● Wyodrębnione wpisy:
+++

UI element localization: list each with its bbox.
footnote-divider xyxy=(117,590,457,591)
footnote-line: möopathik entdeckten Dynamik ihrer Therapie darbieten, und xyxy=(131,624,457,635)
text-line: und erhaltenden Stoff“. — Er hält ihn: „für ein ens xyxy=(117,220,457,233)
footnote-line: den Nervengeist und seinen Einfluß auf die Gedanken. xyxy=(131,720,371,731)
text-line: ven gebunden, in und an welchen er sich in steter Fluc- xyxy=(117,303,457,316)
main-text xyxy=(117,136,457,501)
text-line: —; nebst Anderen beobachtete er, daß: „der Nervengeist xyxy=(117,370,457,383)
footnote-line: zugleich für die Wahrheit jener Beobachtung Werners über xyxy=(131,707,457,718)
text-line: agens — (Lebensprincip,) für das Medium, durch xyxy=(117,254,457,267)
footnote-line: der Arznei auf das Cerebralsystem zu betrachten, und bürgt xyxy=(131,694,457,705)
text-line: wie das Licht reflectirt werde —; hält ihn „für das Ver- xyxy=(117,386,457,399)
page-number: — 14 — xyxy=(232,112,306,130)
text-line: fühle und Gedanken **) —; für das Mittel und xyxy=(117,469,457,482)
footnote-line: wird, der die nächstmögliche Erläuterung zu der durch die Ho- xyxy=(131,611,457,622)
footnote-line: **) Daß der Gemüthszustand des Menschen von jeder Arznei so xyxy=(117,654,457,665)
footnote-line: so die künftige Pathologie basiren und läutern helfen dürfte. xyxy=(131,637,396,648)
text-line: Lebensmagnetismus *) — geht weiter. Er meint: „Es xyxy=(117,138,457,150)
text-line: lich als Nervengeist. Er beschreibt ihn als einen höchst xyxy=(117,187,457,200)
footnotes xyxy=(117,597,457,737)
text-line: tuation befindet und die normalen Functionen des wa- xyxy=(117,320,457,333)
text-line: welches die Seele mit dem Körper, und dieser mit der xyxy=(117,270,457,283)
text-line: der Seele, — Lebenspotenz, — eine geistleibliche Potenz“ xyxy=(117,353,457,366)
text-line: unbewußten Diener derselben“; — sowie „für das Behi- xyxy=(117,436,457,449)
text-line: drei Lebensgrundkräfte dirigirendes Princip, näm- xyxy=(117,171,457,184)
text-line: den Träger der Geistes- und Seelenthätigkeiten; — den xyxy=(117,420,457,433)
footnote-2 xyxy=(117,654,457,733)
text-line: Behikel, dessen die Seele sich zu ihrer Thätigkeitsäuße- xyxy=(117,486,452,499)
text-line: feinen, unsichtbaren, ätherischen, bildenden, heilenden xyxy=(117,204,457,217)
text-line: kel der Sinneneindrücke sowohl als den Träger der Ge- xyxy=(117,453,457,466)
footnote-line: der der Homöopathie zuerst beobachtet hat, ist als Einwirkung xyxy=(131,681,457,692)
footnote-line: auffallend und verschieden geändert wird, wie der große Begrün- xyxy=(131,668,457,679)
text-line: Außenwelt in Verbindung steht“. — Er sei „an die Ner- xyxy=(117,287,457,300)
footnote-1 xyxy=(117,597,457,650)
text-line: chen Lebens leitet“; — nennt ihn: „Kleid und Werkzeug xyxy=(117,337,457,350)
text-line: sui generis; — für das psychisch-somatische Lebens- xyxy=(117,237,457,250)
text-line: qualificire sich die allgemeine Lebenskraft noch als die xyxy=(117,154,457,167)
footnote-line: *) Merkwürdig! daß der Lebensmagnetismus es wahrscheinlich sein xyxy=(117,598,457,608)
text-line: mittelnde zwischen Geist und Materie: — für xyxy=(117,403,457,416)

+++

● Zadanie:
Przepisz wpisy od początku do wiersza zawierającego "footnote-line: der Arznei" włącznie i zamień w nich "Nervengeist" na "Nervenäther", nie zmieniając niczego więcej.

● Rozwiązane zadanie:
UI element localization: list each with its bbox.
footnote-divider xyxy=(117,590,457,591)
footnote-line: möopathik entdeckten Dynamik ihrer Therapie darbieten, und xyxy=(131,624,457,635)
text-line: und erhaltenden Stoff“. — Er hält ihn: „für ein ens xyxy=(117,220,457,233)
footnote-line: den Nervenäther und seinen Einfluß auf die Gedanken. xyxy=(131,720,371,731)
text-line: ven gebunden, in und an welchen er sich in steter Fluc- xyxy=(117,303,457,316)
main-text xyxy=(117,136,457,501)
text-line: —; nebst Anderen beobachtete er, daß: „der Nervenäther xyxy=(117,370,457,383)
footnote-line: zugleich für die Wahrheit jener Beobachtung Werners über xyxy=(131,707,457,718)
text-line: agens — (Lebensprincip,) für das Medium, durch xyxy=(117,254,457,267)
footnote-line: der Arznei auf das Cerebralsystem zu betrachten, und bürgt xyxy=(131,694,457,705)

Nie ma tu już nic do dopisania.